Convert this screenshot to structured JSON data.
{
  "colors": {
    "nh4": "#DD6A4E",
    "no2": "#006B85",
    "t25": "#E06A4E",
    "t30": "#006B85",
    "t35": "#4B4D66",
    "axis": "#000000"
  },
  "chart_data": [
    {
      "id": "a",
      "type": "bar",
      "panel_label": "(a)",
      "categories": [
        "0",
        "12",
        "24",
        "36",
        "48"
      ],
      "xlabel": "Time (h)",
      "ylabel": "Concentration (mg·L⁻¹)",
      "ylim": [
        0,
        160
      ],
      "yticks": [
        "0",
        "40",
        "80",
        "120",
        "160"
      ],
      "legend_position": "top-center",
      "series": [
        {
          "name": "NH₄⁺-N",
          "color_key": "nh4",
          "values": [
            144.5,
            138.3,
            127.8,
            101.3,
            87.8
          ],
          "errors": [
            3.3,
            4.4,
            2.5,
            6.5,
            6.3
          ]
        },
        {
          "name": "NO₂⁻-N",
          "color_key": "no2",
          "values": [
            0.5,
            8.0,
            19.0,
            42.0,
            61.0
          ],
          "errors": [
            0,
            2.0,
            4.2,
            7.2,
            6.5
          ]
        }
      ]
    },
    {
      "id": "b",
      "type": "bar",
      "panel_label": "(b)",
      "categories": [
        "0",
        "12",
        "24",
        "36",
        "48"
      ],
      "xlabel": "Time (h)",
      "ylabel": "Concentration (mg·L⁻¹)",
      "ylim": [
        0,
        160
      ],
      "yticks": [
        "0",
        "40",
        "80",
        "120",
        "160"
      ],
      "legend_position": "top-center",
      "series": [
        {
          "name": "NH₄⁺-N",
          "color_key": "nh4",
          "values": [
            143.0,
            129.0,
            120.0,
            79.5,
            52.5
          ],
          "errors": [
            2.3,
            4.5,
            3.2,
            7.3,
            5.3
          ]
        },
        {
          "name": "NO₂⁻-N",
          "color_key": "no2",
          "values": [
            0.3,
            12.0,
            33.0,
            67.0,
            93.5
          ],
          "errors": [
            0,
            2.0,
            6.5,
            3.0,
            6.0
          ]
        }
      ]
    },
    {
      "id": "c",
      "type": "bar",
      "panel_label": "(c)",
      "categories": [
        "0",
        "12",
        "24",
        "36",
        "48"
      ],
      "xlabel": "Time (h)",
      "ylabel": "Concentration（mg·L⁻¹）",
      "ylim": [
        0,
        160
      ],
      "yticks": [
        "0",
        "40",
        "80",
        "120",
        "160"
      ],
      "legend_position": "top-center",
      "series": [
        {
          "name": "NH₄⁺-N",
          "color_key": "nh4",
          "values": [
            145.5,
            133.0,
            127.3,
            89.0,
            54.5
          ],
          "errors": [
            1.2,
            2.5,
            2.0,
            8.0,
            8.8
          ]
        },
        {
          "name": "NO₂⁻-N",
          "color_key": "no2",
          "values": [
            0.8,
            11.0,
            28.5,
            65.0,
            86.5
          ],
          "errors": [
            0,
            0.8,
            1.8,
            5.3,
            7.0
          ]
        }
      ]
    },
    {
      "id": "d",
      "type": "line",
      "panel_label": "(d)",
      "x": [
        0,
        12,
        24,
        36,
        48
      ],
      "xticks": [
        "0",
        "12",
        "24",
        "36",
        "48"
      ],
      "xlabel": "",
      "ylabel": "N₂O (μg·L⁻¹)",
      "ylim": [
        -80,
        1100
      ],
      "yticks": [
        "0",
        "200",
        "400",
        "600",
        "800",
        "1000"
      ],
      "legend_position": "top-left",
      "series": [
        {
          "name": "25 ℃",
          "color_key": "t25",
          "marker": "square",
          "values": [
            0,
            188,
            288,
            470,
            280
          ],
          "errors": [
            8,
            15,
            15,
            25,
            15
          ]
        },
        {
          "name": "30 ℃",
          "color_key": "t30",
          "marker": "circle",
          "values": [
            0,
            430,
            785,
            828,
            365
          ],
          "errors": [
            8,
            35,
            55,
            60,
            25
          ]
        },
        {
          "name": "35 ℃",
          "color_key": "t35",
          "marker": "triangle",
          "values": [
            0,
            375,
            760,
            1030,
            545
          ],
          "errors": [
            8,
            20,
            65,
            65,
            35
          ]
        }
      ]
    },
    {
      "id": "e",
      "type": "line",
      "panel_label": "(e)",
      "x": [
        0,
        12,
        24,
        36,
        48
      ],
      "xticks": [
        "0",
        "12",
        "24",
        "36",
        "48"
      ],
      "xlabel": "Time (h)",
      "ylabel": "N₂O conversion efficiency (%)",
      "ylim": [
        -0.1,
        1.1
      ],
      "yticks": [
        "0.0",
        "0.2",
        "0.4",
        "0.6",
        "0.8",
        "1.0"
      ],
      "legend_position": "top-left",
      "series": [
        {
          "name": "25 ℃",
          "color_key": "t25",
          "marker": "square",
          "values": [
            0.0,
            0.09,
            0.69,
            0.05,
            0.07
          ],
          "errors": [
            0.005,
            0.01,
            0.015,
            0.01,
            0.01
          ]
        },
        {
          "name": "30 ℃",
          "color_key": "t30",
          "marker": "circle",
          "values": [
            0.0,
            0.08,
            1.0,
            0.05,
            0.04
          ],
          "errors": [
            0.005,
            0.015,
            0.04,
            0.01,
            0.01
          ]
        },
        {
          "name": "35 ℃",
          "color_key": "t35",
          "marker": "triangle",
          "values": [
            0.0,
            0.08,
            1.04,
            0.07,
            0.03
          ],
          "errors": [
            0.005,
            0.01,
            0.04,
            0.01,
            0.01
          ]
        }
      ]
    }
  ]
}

§ Task to carry out
Only the number is wanted: how many lines in the data include the word "ylabel"?

§ Full response
5